WHAT THE EXERCISE ASKS: Every entry that follows should be repeated exactly; drop the images.

MATERIAL TO PROCESS:
────────────────────────────────────────

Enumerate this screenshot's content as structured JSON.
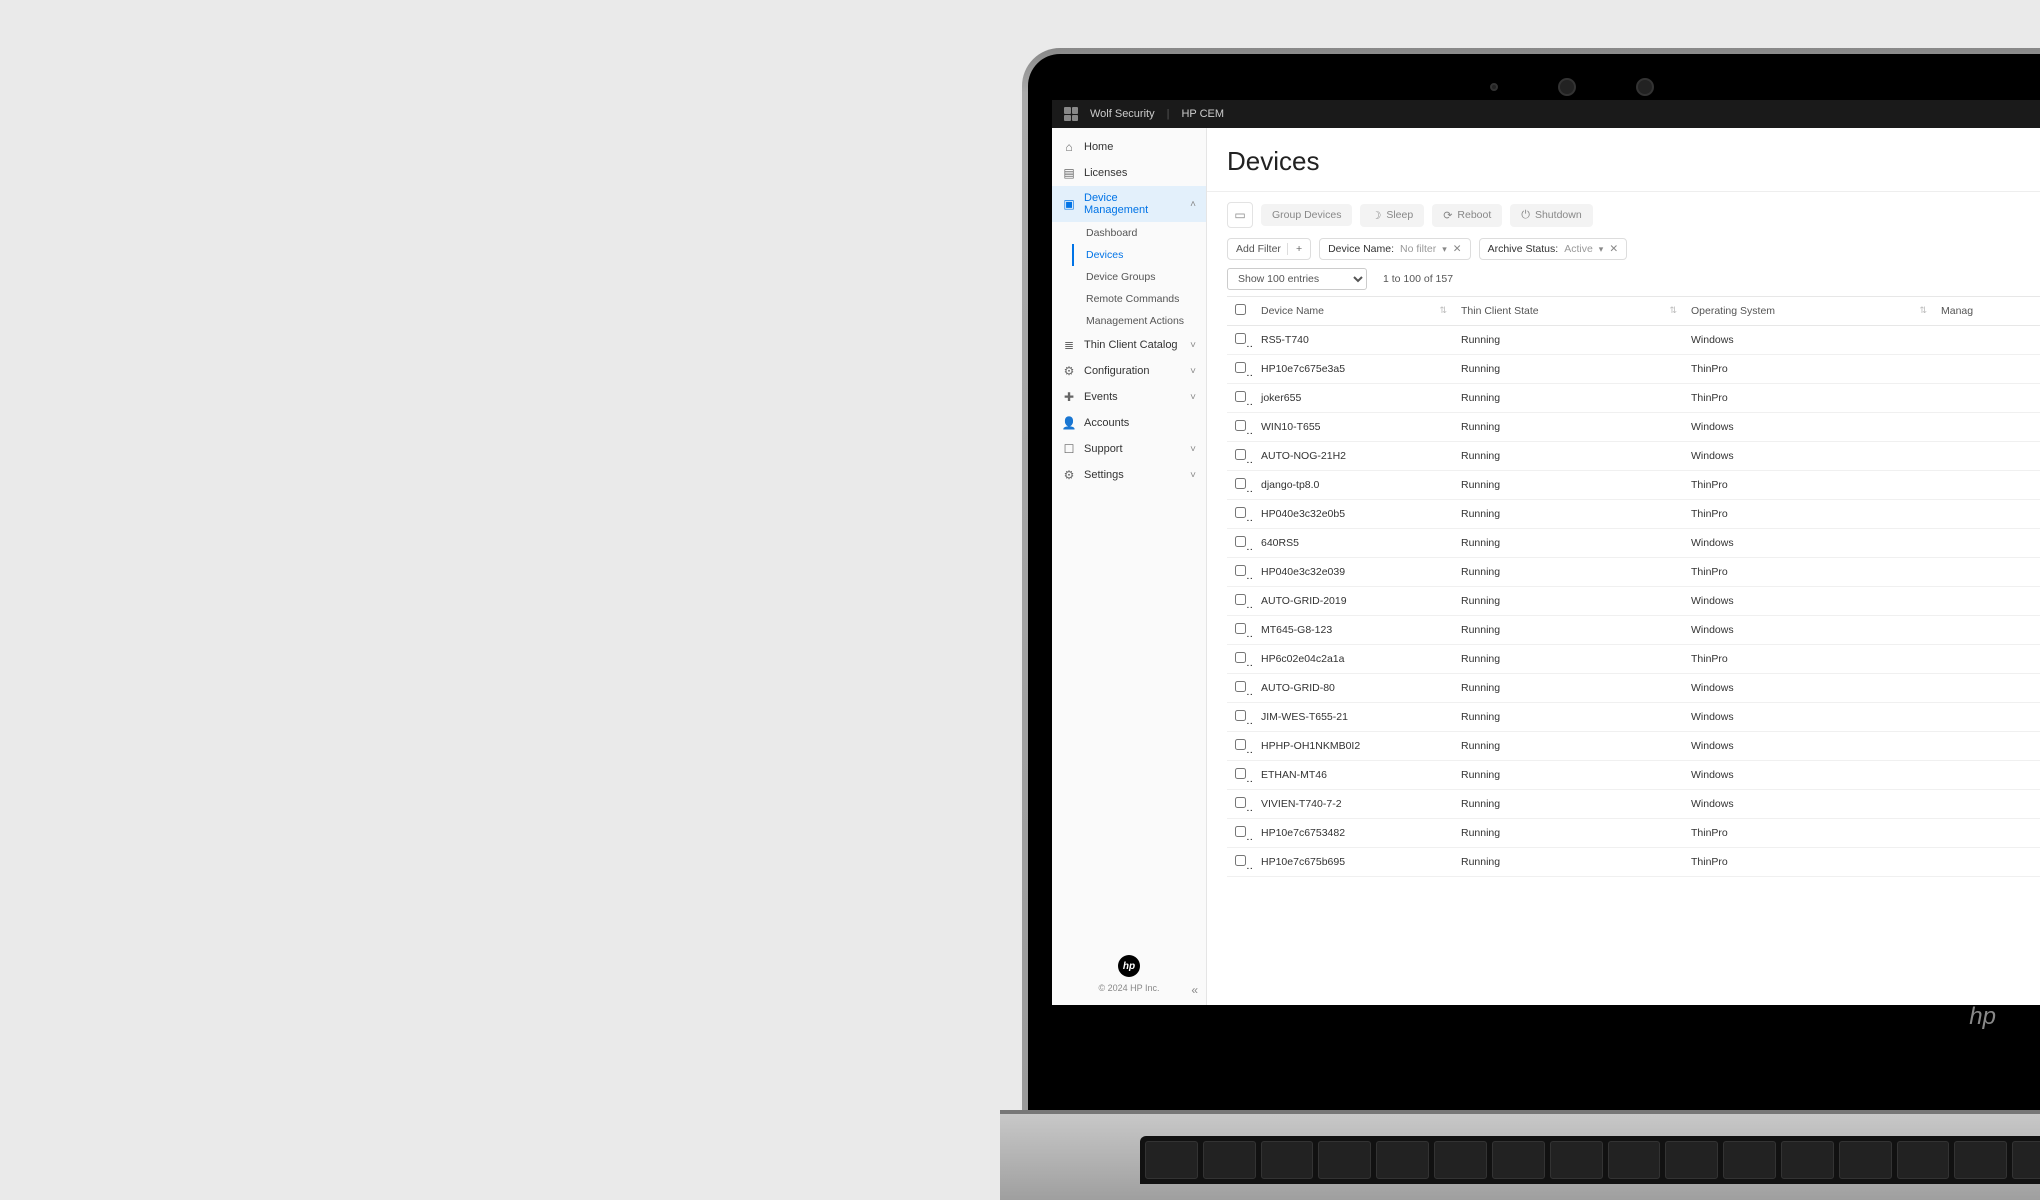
{
  "header": {
    "app1": "Wolf Security",
    "app2": "HP CEM"
  },
  "sidebar": {
    "items": [
      {
        "icon": "home",
        "label": "Home"
      },
      {
        "icon": "license",
        "label": "Licenses"
      },
      {
        "icon": "device",
        "label": "Device Management",
        "active": true,
        "expanded": true
      },
      {
        "icon": "catalog",
        "label": "Thin Client Catalog",
        "chev": true
      },
      {
        "icon": "config",
        "label": "Configuration",
        "chev": true
      },
      {
        "icon": "events",
        "label": "Events",
        "chev": true
      },
      {
        "icon": "accounts",
        "label": "Accounts"
      },
      {
        "icon": "support",
        "label": "Support",
        "chev": true
      },
      {
        "icon": "settings",
        "label": "Settings",
        "chev": true
      }
    ],
    "sub": [
      {
        "label": "Dashboard"
      },
      {
        "label": "Devices",
        "current": true
      },
      {
        "label": "Device Groups"
      },
      {
        "label": "Remote Commands"
      },
      {
        "label": "Management Actions"
      }
    ],
    "footer": "© 2024 HP Inc."
  },
  "page": {
    "title": "Devices"
  },
  "toolbar": {
    "actions": {
      "group": "Group Devices",
      "sleep": "Sleep",
      "reboot": "Reboot",
      "shutdown": "Shutdown"
    }
  },
  "filters": {
    "add": "Add Filter",
    "chips": [
      {
        "label": "Device Name:",
        "value": "No filter"
      },
      {
        "label": "Archive Status:",
        "value": "Active"
      }
    ]
  },
  "pager": {
    "entries_label": "Show 100 entries",
    "range": "1 to 100 of 157"
  },
  "table": {
    "cols": {
      "name": "Device Name",
      "state": "Thin Client State",
      "os": "Operating System",
      "manag": "Manag"
    },
    "rows": [
      {
        "name": "RS5-T740",
        "state": "Running",
        "os": "Windows"
      },
      {
        "name": "HP10e7c675e3a5",
        "state": "Running",
        "os": "ThinPro"
      },
      {
        "name": "joker655",
        "state": "Running",
        "os": "ThinPro"
      },
      {
        "name": "WIN10-T655",
        "state": "Running",
        "os": "Windows"
      },
      {
        "name": "AUTO-NOG-21H2",
        "state": "Running",
        "os": "Windows"
      },
      {
        "name": "django-tp8.0",
        "state": "Running",
        "os": "ThinPro"
      },
      {
        "name": "HP040e3c32e0b5",
        "state": "Running",
        "os": "ThinPro"
      },
      {
        "name": "640RS5",
        "state": "Running",
        "os": "Windows"
      },
      {
        "name": "HP040e3c32e039",
        "state": "Running",
        "os": "ThinPro"
      },
      {
        "name": "AUTO-GRID-2019",
        "state": "Running",
        "os": "Windows"
      },
      {
        "name": "MT645-G8-123",
        "state": "Running",
        "os": "Windows"
      },
      {
        "name": "HP6c02e04c2a1a",
        "state": "Running",
        "os": "ThinPro"
      },
      {
        "name": "AUTO-GRID-80",
        "state": "Running",
        "os": "Windows"
      },
      {
        "name": "JIM-WES-T655-21",
        "state": "Running",
        "os": "Windows"
      },
      {
        "name": "HPHP-OH1NKMB0I2",
        "state": "Running",
        "os": "Windows"
      },
      {
        "name": "ETHAN-MT46",
        "state": "Running",
        "os": "Windows"
      },
      {
        "name": "VIVIEN-T740-7-2",
        "state": "Running",
        "os": "Windows"
      },
      {
        "name": "HP10e7c6753482",
        "state": "Running",
        "os": "ThinPro"
      },
      {
        "name": "HP10e7c675b695",
        "state": "Running",
        "os": "ThinPro"
      }
    ]
  }
}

────────────────────────────────────────

TASK SOLUTION:
Enumerate this screenshot's content as structured JSON.
{
  "header": {
    "app1": "Wolf Security",
    "app2": "HP CEM"
  },
  "sidebar": {
    "items": [
      {
        "icon": "home",
        "label": "Home"
      },
      {
        "icon": "license",
        "label": "Licenses"
      },
      {
        "icon": "device",
        "label": "Device Management",
        "active": true,
        "expanded": true
      },
      {
        "icon": "catalog",
        "label": "Thin Client Catalog",
        "chev": true
      },
      {
        "icon": "config",
        "label": "Configuration",
        "chev": true
      },
      {
        "icon": "events",
        "label": "Events",
        "chev": true
      },
      {
        "icon": "accounts",
        "label": "Accounts"
      },
      {
        "icon": "support",
        "label": "Support",
        "chev": true
      },
      {
        "icon": "settings",
        "label": "Settings",
        "chev": true
      }
    ],
    "sub": [
      {
        "label": "Dashboard"
      },
      {
        "label": "Devices",
        "current": true
      },
      {
        "label": "Device Groups"
      },
      {
        "label": "Remote Commands"
      },
      {
        "label": "Management Actions"
      }
    ],
    "footer": "© 2024 HP Inc."
  },
  "page": {
    "title": "Devices"
  },
  "toolbar": {
    "actions": {
      "group": "Group Devices",
      "sleep": "Sleep",
      "reboot": "Reboot",
      "shutdown": "Shutdown"
    }
  },
  "filters": {
    "add": "Add Filter",
    "chips": [
      {
        "label": "Device Name:",
        "value": "No filter"
      },
      {
        "label": "Archive Status:",
        "value": "Active"
      }
    ]
  },
  "pager": {
    "entries_label": "Show 100 entries",
    "range": "1 to 100 of 157"
  },
  "table": {
    "cols": {
      "name": "Device Name",
      "state": "Thin Client State",
      "os": "Operating System",
      "manag": "Manag"
    },
    "rows": [
      {
        "name": "RS5-T740",
        "state": "Running",
        "os": "Windows"
      },
      {
        "name": "HP10e7c675e3a5",
        "state": "Running",
        "os": "ThinPro"
      },
      {
        "name": "joker655",
        "state": "Running",
        "os": "ThinPro"
      },
      {
        "name": "WIN10-T655",
        "state": "Running",
        "os": "Windows"
      },
      {
        "name": "AUTO-NOG-21H2",
        "state": "Running",
        "os": "Windows"
      },
      {
        "name": "django-tp8.0",
        "state": "Running",
        "os": "ThinPro"
      },
      {
        "name": "HP040e3c32e0b5",
        "state": "Running",
        "os": "ThinPro"
      },
      {
        "name": "640RS5",
        "state": "Running",
        "os": "Windows"
      },
      {
        "name": "HP040e3c32e039",
        "state": "Running",
        "os": "ThinPro"
      },
      {
        "name": "AUTO-GRID-2019",
        "state": "Running",
        "os": "Windows"
      },
      {
        "name": "MT645-G8-123",
        "state": "Running",
        "os": "Windows"
      },
      {
        "name": "HP6c02e04c2a1a",
        "state": "Running",
        "os": "ThinPro"
      },
      {
        "name": "AUTO-GRID-80",
        "state": "Running",
        "os": "Windows"
      },
      {
        "name": "JIM-WES-T655-21",
        "state": "Running",
        "os": "Windows"
      },
      {
        "name": "HPHP-OH1NKMB0I2",
        "state": "Running",
        "os": "Windows"
      },
      {
        "name": "ETHAN-MT46",
        "state": "Running",
        "os": "Windows"
      },
      {
        "name": "VIVIEN-T740-7-2",
        "state": "Running",
        "os": "Windows"
      },
      {
        "name": "HP10e7c6753482",
        "state": "Running",
        "os": "ThinPro"
      },
      {
        "name": "HP10e7c675b695",
        "state": "Running",
        "os": "ThinPro"
      }
    ]
  }
}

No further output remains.